**Work to be completed**
All lines in the entries below that hold "themselves" make up the answer.

▼

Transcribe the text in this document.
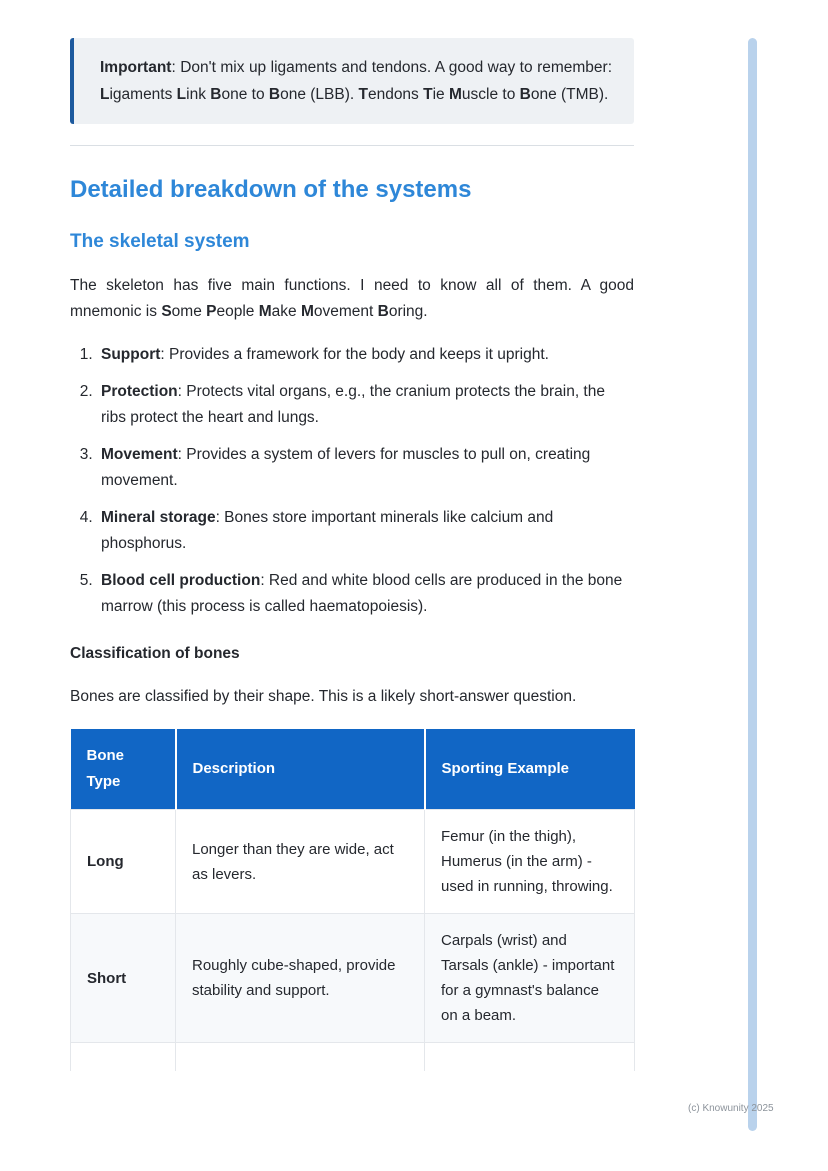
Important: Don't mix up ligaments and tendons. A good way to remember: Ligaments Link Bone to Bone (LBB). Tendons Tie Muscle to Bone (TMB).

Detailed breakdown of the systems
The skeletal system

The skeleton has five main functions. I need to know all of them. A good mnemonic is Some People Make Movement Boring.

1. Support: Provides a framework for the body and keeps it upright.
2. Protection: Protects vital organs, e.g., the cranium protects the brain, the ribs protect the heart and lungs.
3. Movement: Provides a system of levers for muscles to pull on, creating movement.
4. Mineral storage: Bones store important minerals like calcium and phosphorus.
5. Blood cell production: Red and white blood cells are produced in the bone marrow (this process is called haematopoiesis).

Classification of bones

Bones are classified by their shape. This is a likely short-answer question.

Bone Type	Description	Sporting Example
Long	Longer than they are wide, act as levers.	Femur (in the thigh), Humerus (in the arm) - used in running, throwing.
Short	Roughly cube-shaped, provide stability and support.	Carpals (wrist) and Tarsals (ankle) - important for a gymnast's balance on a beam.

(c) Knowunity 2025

▲
▼

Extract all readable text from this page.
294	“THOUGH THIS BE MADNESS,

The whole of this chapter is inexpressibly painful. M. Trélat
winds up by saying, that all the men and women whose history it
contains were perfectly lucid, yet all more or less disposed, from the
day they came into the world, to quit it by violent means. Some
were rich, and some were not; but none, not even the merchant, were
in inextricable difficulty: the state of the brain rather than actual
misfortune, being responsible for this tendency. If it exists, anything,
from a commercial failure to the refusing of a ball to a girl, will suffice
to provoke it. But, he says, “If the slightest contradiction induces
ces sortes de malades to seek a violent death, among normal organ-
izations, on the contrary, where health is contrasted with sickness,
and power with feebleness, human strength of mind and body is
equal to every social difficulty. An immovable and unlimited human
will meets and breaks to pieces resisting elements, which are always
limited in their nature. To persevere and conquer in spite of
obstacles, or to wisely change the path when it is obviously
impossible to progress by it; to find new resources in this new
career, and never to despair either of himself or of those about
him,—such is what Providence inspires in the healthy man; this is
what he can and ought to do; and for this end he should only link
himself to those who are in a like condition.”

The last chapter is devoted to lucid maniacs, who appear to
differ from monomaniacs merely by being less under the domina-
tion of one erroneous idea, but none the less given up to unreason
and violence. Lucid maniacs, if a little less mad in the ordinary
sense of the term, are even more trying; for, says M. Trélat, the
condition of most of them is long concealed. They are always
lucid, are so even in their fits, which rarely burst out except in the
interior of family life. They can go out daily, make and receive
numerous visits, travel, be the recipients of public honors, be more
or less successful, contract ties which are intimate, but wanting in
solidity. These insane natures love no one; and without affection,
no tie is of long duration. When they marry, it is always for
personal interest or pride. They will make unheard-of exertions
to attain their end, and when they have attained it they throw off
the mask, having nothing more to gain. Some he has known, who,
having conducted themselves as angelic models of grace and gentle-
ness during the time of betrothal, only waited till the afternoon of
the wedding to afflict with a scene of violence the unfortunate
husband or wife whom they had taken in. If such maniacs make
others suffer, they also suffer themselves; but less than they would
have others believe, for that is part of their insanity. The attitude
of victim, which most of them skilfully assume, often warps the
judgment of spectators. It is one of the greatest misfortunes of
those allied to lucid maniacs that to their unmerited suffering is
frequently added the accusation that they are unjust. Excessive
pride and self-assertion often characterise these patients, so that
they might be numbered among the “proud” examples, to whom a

▲

**Solution**
having conducted themselves as angelic models of grace and gentle-
others suffer, they also suffer themselves; but less than they would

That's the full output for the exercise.